**WHAT YOU HAVE TO DO:** Determine which lines of the records include the word "module", and copy them.

==== TASK INPUTS

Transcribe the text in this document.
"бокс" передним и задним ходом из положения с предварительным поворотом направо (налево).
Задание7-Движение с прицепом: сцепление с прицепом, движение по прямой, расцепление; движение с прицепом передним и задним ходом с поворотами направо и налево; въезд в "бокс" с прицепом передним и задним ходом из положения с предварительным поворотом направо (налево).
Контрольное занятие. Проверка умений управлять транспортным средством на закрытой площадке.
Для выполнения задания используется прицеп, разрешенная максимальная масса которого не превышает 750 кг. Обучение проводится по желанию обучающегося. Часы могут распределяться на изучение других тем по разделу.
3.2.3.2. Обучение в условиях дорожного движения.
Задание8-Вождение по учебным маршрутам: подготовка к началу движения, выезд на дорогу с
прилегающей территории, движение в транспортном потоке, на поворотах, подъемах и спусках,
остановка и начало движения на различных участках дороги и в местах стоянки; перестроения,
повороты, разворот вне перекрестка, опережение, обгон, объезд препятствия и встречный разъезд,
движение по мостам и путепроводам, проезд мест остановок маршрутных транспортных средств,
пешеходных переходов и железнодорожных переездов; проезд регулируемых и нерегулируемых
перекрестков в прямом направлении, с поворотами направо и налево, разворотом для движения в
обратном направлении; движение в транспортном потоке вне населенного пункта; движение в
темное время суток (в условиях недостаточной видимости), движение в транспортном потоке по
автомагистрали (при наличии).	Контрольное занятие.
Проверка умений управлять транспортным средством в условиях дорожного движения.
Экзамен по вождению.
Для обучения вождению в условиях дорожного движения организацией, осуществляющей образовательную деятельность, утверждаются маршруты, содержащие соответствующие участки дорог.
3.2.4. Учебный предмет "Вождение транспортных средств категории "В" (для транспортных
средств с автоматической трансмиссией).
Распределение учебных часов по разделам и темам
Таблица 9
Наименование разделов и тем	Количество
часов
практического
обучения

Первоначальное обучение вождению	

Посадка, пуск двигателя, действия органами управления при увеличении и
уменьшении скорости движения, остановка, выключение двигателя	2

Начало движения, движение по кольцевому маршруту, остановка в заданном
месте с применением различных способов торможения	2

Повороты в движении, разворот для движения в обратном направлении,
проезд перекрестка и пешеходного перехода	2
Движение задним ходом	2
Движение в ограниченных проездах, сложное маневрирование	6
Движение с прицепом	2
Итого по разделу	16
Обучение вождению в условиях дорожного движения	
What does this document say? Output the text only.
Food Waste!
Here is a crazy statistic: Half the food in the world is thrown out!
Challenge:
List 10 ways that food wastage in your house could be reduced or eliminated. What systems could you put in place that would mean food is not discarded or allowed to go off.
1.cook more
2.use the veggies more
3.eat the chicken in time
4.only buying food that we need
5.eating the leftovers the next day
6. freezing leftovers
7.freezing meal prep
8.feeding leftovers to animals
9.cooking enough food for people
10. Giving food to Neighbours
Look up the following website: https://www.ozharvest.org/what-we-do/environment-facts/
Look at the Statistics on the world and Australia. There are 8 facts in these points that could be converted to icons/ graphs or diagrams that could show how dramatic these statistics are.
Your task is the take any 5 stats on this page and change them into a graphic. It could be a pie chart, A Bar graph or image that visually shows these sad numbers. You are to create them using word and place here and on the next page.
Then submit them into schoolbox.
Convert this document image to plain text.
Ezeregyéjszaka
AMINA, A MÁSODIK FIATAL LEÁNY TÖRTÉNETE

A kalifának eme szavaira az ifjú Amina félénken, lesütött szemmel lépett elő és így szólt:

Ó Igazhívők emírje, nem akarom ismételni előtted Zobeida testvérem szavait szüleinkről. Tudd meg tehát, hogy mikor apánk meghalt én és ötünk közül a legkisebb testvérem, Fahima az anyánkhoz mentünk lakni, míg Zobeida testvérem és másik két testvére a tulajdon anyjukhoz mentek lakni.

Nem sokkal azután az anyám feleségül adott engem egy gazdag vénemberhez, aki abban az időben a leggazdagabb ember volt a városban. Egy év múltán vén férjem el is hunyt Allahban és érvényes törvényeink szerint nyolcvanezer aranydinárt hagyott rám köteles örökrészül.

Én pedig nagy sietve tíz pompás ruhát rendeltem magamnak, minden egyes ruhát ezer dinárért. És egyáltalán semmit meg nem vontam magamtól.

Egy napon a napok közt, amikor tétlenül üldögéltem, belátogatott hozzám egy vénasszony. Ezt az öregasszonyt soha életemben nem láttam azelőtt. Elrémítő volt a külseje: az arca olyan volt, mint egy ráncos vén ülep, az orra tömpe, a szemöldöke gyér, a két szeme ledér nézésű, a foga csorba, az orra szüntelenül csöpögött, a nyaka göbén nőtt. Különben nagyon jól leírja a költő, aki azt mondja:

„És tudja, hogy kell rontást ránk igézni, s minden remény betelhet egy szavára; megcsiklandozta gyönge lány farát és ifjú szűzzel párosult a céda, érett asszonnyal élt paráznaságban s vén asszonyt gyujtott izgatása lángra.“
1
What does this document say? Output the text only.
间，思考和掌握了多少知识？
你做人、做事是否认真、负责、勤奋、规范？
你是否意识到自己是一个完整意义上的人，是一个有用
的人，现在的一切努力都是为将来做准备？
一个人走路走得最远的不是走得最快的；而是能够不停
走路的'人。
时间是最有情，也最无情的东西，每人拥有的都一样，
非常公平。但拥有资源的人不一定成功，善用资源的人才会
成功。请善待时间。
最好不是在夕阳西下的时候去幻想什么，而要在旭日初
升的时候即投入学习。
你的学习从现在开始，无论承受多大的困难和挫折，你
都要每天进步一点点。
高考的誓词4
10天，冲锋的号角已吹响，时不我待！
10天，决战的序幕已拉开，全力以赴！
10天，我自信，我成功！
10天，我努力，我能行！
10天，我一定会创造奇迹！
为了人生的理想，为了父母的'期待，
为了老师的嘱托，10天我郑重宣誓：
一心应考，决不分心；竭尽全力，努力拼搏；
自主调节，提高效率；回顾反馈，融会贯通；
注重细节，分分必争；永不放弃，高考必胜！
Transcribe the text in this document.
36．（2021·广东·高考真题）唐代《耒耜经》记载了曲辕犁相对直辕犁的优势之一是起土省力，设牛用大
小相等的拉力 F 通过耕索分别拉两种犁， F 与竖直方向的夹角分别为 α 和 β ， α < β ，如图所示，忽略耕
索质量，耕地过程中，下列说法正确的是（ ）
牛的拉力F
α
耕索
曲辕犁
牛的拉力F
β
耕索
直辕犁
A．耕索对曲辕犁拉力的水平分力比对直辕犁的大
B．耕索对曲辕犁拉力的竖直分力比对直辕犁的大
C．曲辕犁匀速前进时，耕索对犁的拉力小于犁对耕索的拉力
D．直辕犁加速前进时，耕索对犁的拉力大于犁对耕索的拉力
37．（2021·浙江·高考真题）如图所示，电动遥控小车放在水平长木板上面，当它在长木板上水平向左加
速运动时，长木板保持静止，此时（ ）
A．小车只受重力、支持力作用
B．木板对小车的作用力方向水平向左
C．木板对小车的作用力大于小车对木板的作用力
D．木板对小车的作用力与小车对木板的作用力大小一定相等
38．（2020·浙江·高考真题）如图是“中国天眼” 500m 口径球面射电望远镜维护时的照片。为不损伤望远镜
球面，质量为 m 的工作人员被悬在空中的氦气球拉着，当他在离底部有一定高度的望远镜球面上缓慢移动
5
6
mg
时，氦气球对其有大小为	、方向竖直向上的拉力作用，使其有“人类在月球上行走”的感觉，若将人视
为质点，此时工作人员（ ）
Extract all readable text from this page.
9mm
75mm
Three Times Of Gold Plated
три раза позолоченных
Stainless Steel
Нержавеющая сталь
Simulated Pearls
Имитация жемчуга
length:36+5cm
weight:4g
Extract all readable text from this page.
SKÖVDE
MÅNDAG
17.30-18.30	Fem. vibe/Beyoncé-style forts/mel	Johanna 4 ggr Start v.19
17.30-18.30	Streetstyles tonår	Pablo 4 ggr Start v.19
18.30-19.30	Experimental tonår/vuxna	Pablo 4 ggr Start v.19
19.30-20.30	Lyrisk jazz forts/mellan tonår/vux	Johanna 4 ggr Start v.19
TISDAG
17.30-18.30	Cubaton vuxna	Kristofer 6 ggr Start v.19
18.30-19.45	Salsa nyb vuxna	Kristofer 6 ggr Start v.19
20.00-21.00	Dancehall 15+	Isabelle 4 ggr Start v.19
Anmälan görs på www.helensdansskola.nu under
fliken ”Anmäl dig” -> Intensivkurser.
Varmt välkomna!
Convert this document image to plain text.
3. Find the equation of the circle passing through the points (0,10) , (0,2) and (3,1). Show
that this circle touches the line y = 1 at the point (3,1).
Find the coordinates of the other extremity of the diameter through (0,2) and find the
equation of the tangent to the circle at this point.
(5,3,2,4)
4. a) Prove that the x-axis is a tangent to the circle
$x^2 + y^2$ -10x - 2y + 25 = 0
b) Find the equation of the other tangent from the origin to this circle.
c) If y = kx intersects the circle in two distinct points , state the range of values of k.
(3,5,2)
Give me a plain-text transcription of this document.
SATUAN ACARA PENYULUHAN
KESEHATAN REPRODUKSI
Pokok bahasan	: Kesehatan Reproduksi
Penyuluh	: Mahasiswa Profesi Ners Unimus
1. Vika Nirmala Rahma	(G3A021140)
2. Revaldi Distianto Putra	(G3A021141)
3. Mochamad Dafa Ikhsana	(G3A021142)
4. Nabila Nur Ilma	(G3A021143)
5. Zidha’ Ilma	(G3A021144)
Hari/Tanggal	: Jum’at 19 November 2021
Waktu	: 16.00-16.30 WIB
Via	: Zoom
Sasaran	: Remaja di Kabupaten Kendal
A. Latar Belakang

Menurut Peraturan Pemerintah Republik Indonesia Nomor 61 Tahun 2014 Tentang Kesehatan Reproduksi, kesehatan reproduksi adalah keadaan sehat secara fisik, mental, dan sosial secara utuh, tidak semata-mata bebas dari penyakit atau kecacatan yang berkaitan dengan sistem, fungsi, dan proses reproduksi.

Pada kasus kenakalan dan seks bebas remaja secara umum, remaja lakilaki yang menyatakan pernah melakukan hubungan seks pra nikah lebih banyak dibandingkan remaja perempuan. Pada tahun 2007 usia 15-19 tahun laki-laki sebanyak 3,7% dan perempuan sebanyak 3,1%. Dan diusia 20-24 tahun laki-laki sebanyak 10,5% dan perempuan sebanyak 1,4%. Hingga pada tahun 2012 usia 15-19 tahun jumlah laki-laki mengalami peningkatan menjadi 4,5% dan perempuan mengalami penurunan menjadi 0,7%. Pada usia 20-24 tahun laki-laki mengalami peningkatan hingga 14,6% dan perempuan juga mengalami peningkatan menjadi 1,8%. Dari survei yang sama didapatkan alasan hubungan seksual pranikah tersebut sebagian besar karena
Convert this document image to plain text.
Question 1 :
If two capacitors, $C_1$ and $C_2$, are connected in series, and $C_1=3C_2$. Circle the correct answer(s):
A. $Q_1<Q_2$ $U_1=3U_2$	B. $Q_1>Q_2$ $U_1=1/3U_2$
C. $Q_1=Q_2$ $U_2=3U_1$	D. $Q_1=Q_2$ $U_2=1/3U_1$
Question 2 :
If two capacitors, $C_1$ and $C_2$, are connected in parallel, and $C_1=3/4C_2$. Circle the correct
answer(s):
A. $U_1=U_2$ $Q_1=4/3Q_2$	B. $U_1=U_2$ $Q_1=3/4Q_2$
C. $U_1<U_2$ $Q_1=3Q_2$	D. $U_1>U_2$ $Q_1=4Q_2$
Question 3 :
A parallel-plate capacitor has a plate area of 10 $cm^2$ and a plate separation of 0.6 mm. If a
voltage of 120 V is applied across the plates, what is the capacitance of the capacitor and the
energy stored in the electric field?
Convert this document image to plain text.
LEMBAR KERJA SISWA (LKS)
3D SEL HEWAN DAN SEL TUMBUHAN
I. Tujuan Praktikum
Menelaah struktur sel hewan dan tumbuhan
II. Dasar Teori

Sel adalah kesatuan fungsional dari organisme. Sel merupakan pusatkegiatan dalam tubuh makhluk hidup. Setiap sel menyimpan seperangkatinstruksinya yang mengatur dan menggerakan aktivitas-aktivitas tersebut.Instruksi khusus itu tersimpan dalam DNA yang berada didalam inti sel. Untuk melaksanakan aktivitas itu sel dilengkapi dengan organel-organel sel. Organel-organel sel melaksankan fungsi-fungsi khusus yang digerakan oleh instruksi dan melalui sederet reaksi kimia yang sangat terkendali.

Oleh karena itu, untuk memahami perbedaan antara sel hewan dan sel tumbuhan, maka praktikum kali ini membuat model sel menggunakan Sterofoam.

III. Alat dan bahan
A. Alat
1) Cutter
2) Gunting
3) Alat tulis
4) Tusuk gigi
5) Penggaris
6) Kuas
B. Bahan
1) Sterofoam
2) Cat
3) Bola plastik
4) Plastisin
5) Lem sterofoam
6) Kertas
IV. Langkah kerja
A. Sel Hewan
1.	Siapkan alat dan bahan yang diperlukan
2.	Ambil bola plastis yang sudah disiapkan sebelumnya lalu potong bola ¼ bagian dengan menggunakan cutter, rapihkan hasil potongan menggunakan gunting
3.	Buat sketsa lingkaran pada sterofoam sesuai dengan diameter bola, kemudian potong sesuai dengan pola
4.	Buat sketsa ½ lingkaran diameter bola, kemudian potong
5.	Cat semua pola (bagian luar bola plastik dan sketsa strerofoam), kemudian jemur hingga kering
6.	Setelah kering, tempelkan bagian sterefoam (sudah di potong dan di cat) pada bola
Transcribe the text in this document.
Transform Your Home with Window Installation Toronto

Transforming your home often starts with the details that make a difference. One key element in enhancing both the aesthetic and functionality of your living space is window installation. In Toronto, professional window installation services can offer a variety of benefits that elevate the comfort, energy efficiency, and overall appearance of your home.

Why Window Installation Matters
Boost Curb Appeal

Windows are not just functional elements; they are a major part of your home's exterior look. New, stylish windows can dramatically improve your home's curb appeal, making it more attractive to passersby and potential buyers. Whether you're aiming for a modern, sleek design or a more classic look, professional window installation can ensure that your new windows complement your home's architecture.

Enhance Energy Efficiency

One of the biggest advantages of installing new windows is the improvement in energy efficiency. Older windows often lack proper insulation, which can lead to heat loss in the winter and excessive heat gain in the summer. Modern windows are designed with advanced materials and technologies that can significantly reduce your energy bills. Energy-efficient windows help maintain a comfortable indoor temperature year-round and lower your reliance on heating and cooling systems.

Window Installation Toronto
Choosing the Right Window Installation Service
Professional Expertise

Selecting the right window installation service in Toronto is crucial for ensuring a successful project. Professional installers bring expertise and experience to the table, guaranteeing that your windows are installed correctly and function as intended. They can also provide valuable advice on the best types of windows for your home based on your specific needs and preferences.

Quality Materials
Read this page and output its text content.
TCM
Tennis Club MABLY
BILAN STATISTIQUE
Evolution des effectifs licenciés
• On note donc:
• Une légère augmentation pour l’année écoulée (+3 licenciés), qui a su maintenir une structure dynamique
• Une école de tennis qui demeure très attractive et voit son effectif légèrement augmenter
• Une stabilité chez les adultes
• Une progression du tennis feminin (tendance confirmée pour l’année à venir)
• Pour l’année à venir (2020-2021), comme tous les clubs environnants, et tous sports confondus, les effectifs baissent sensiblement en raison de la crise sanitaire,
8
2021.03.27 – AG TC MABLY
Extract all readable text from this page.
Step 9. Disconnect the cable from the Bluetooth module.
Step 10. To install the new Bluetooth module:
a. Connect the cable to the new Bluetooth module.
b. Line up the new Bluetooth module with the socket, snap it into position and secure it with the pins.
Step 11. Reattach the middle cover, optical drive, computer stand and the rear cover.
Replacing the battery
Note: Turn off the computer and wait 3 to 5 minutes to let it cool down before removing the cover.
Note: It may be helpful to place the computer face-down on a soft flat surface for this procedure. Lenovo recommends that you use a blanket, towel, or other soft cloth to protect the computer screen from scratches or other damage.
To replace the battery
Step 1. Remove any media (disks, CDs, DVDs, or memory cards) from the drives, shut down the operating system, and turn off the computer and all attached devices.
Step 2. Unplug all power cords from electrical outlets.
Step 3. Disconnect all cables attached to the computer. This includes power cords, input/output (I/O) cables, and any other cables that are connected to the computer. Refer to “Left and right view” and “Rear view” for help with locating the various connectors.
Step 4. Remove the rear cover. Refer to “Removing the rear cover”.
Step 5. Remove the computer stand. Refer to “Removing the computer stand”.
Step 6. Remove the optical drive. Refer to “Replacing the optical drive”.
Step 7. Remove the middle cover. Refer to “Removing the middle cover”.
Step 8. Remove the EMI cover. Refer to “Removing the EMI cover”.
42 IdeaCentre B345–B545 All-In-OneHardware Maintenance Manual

========

**EXERCISE RESULT:**
Step 9. Disconnect the cable from the Bluetooth module.
Step 10. To install the new Bluetooth module:
a. Connect the cable to the new Bluetooth module.
b. Line up the new Bluetooth module with the socket, snap it into position and secure it with the pins.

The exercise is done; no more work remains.